§ Instructions for the task: Reproduce the following data line for line, leaving out the pictures.

§ Material for this task:
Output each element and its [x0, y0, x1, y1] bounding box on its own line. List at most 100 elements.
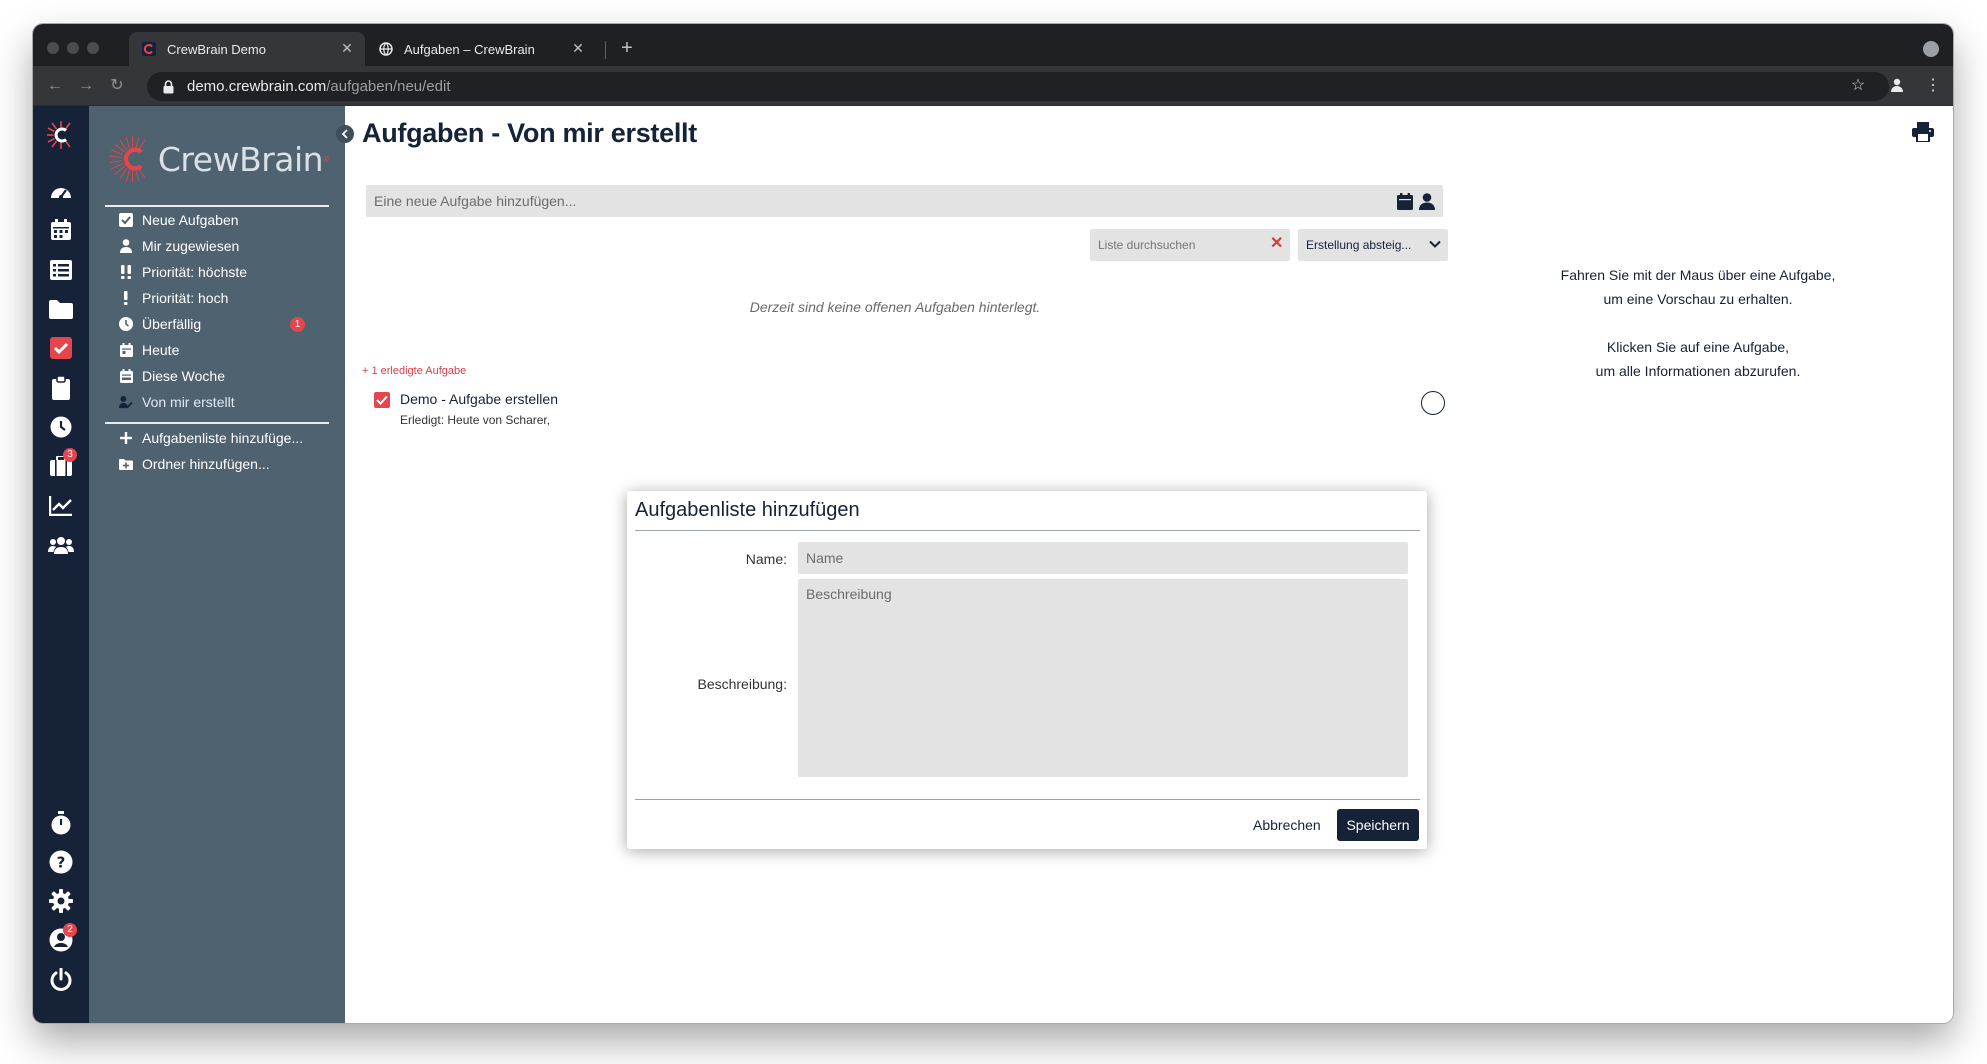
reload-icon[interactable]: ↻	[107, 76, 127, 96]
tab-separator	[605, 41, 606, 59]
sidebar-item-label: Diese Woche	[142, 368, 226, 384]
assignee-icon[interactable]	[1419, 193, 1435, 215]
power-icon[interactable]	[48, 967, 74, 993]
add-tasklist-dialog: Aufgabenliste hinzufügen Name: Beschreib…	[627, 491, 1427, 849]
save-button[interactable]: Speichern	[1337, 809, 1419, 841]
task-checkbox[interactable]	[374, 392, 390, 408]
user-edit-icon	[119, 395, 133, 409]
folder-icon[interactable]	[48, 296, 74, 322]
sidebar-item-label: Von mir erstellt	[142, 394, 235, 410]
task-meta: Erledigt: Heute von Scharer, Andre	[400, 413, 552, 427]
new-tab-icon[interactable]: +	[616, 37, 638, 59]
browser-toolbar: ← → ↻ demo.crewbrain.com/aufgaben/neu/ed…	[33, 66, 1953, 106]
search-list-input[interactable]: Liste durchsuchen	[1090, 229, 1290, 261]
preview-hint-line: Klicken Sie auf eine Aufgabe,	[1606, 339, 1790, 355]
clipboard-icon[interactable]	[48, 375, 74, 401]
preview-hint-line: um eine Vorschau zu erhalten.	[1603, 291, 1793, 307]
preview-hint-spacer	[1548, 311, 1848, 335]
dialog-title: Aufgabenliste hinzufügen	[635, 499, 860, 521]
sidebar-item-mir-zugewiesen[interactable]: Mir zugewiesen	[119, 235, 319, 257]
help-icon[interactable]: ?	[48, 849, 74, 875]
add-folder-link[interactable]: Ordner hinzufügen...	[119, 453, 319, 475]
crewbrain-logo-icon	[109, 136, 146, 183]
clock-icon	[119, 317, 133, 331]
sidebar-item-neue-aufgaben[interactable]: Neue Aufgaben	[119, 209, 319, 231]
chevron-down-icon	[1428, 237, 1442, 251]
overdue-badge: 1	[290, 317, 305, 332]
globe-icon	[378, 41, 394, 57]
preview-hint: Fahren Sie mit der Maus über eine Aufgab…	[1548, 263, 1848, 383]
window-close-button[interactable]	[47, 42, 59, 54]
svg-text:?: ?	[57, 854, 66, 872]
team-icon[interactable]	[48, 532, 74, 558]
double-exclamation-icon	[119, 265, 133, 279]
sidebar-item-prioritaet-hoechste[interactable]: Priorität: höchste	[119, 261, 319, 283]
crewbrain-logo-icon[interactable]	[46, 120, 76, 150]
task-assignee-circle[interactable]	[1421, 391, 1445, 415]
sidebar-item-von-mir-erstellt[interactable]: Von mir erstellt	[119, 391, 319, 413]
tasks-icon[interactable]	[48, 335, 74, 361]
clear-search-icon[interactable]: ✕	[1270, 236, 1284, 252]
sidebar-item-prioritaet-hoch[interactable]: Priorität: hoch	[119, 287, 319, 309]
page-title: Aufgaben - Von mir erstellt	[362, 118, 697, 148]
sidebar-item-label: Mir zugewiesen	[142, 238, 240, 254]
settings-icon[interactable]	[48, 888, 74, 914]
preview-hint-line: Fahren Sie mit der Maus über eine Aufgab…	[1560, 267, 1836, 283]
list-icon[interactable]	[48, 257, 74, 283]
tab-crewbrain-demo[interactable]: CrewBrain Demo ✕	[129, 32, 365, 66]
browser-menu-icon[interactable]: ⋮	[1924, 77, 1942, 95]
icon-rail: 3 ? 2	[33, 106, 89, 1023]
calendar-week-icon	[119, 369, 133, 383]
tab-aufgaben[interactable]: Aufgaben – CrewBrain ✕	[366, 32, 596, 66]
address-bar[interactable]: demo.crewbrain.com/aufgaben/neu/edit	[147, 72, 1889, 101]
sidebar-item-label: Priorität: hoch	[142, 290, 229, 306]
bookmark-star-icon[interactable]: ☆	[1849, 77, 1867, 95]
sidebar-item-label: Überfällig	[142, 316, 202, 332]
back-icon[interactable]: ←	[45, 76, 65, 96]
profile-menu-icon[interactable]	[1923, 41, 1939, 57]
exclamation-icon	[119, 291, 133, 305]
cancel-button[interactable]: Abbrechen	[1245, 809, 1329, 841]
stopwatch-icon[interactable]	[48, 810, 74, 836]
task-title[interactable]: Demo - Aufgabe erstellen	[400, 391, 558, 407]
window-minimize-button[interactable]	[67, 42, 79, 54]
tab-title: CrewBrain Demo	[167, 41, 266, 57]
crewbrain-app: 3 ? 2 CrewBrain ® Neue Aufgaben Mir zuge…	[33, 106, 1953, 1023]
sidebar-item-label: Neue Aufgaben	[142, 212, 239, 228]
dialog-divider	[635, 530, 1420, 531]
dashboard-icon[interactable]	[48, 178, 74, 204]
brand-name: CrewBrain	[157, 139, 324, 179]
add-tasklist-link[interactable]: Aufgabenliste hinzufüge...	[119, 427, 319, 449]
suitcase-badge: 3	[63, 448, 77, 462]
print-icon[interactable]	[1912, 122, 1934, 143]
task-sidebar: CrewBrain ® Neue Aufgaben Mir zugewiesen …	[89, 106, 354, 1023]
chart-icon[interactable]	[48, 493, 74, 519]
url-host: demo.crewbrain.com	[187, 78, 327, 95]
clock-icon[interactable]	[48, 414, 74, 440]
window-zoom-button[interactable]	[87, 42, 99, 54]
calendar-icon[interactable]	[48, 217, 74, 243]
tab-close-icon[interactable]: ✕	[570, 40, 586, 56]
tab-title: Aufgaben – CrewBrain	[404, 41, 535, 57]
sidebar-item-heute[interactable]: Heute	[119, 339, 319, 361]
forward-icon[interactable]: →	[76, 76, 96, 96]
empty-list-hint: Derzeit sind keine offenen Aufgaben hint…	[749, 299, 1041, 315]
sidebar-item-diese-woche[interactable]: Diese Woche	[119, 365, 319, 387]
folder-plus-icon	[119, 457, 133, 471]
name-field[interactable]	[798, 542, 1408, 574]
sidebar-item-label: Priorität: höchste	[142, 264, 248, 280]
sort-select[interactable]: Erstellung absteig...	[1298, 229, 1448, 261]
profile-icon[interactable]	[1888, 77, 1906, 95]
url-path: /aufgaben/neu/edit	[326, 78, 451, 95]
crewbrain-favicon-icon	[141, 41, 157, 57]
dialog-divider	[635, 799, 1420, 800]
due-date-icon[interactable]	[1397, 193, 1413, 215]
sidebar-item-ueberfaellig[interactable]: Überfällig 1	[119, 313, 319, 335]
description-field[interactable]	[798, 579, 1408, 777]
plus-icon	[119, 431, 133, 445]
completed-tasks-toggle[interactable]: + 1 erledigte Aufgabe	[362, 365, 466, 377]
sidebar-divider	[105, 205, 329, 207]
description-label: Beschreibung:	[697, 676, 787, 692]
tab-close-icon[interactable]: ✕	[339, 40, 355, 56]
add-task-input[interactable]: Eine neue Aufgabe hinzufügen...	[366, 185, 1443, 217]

§ Result of the task:
Output each element and its [x0, y0, x1, y1] bounding box on its own line. List at most 100 elements.
reload-icon[interactable]: ↻	[107, 76, 127, 96]
tab-separator	[605, 41, 606, 59]
sidebar-item-label: Diese Woche	[142, 368, 226, 384]
assignee-icon[interactable]	[1419, 193, 1435, 215]
power-icon[interactable]	[48, 967, 74, 993]
add-tasklist-dialog: Aufgabenliste hinzufügen Name: Beschreib…	[627, 491, 1427, 849]
save-button[interactable]: Speichern	[1337, 809, 1419, 841]
task-checkbox[interactable]	[374, 392, 390, 408]
user-edit-icon	[119, 395, 133, 409]
folder-icon[interactable]	[48, 296, 74, 322]
sidebar-item-label: Von mir erstellt	[142, 394, 235, 410]
task-meta: Erledigt: Heute von Scharer, Andre	[400, 413, 552, 427]
new-tab-icon[interactable]: +	[616, 37, 638, 59]
browser-toolbar: ← → ↻ demo.crewbrain.com/aufgaben/neu/ed…	[33, 66, 1953, 106]
search-list-input[interactable]: Liste durchsuchen	[1090, 229, 1290, 261]
preview-hint-line: Klicken Sie auf eine Aufgabe,	[1606, 339, 1790, 355]
clipboard-icon[interactable]	[48, 375, 74, 401]
preview-hint-line: um eine Vorschau zu erhalten.	[1603, 291, 1793, 307]
preview-hint-spacer	[1548, 311, 1848, 335]
dialog-title: Aufgabenliste hinzufügen	[635, 499, 860, 521]
sidebar-item-mir-zugewiesen[interactable]: Mir zugewiesen	[119, 235, 319, 257]
help-icon[interactable]: ?	[48, 849, 74, 875]
add-folder-link[interactable]: Ordner hinzufügen...	[119, 453, 319, 475]
crewbrain-logo-icon	[109, 136, 146, 183]
clock-icon	[119, 317, 133, 331]
sidebar-item-neue-aufgaben[interactable]: Neue Aufgaben	[119, 209, 319, 231]
chevron-down-icon	[1428, 237, 1442, 251]
overdue-badge: 1	[290, 317, 305, 332]
globe-icon	[378, 41, 394, 57]
preview-hint: Fahren Sie mit der Maus über eine Aufgab…	[1548, 263, 1848, 383]
window-close-button[interactable]	[47, 42, 59, 54]
svg-text:?: ?	[57, 854, 66, 872]
team-icon[interactable]	[48, 532, 74, 558]
double-exclamation-icon	[119, 265, 133, 279]
sidebar-item-prioritaet-hoechste[interactable]: Priorität: höchste	[119, 261, 319, 283]
crewbrain-logo-icon[interactable]	[46, 120, 76, 150]
task-assignee-circle[interactable]	[1421, 391, 1445, 415]
sidebar-item-von-mir-erstellt[interactable]: Von mir erstellt	[119, 391, 319, 413]
tasks-icon[interactable]	[48, 335, 74, 361]
clear-search-icon[interactable]: ✕	[1270, 236, 1284, 252]
sidebar-item-prioritaet-hoch[interactable]: Priorität: hoch	[119, 287, 319, 309]
page-title: Aufgaben - Von mir erstellt	[362, 118, 697, 148]
sidebar-item-label: Mir zugewiesen	[142, 238, 240, 254]
settings-icon[interactable]	[48, 888, 74, 914]
preview-hint-line: Fahren Sie mit der Maus über eine Aufgab…	[1560, 267, 1836, 283]
list-icon[interactable]	[48, 257, 74, 283]
tab-crewbrain-demo[interactable]: CrewBrain Demo ✕	[129, 32, 365, 66]
browser-menu-icon[interactable]: ⋮	[1924, 77, 1942, 95]
icon-rail: 3 ? 2	[33, 106, 89, 1023]
calendar-week-icon	[119, 369, 133, 383]
tab-aufgaben[interactable]: Aufgaben – CrewBrain ✕	[366, 32, 596, 66]
address-bar[interactable]: demo.crewbrain.com/aufgaben/neu/edit	[147, 72, 1889, 101]
sidebar-item-label: Priorität: hoch	[142, 290, 229, 306]
bookmark-star-icon[interactable]: ☆	[1849, 77, 1867, 95]
sidebar-item-label: Überfällig	[142, 316, 202, 332]
back-icon[interactable]: ←	[45, 76, 65, 96]
profile-menu-icon[interactable]	[1923, 41, 1939, 57]
exclamation-icon	[119, 291, 133, 305]
cancel-button[interactable]: Abbrechen	[1245, 809, 1329, 841]
stopwatch-icon[interactable]	[48, 810, 74, 836]
task-title[interactable]: Demo - Aufgabe erstellen	[400, 391, 558, 407]
window-minimize-button[interactable]	[67, 42, 79, 54]
tab-title: CrewBrain Demo	[167, 41, 266, 57]
crewbrain-app: 3 ? 2 CrewBrain ® Neue Aufgaben Mir zuge…	[33, 106, 1953, 1023]
sidebar-item-label: Neue Aufgaben	[142, 212, 239, 228]
dialog-divider	[635, 530, 1420, 531]
dashboard-icon[interactable]	[48, 178, 74, 204]
brand-name: CrewBrain	[157, 139, 324, 179]
add-tasklist-link[interactable]: Aufgabenliste hinzufüge...	[119, 427, 319, 449]
suitcase-badge: 3	[63, 448, 77, 462]
print-icon[interactable]	[1912, 122, 1934, 143]
task-sidebar: CrewBrain ® Neue Aufgaben Mir zugewiesen …	[89, 106, 354, 1023]
chart-icon[interactable]	[48, 493, 74, 519]
url-host: demo.crewbrain.com	[187, 78, 327, 95]
clock-icon[interactable]	[48, 414, 74, 440]
window-zoom-button[interactable]	[87, 42, 99, 54]
calendar-icon[interactable]	[48, 217, 74, 243]
tab-close-icon[interactable]: ✕	[570, 40, 586, 56]
tab-title: Aufgaben – CrewBrain	[404, 41, 535, 57]
sidebar-item-heute[interactable]: Heute	[119, 339, 319, 361]
forward-icon[interactable]: →	[76, 76, 96, 96]
empty-list-hint: Derzeit sind keine offenen Aufgaben hint…	[749, 299, 1041, 315]
sidebar-item-diese-woche[interactable]: Diese Woche	[119, 365, 319, 387]
folder-plus-icon	[119, 457, 133, 471]
name-field[interactable]	[798, 542, 1408, 574]
sidebar-item-label: Priorität: höchste	[142, 264, 248, 280]
sort-select[interactable]: Erstellung absteig...	[1298, 229, 1448, 261]
profile-icon[interactable]	[1888, 77, 1906, 95]
url-path: /aufgaben/neu/edit	[326, 78, 451, 95]
crewbrain-favicon-icon	[141, 41, 157, 57]
dialog-divider	[635, 799, 1420, 800]
due-date-icon[interactable]	[1397, 193, 1413, 215]
sidebar-item-ueberfaellig[interactable]: Überfällig 1	[119, 313, 319, 335]
description-field[interactable]	[798, 579, 1408, 777]
plus-icon	[119, 431, 133, 445]
completed-tasks-toggle[interactable]: + 1 erledigte Aufgabe	[362, 365, 466, 377]
sidebar-divider	[105, 205, 329, 207]
description-label: Beschreibung:	[697, 676, 787, 692]
tab-close-icon[interactable]: ✕	[339, 40, 355, 56]
add-task-input[interactable]: Eine neue Aufgabe hinzufügen...	[366, 185, 1443, 217]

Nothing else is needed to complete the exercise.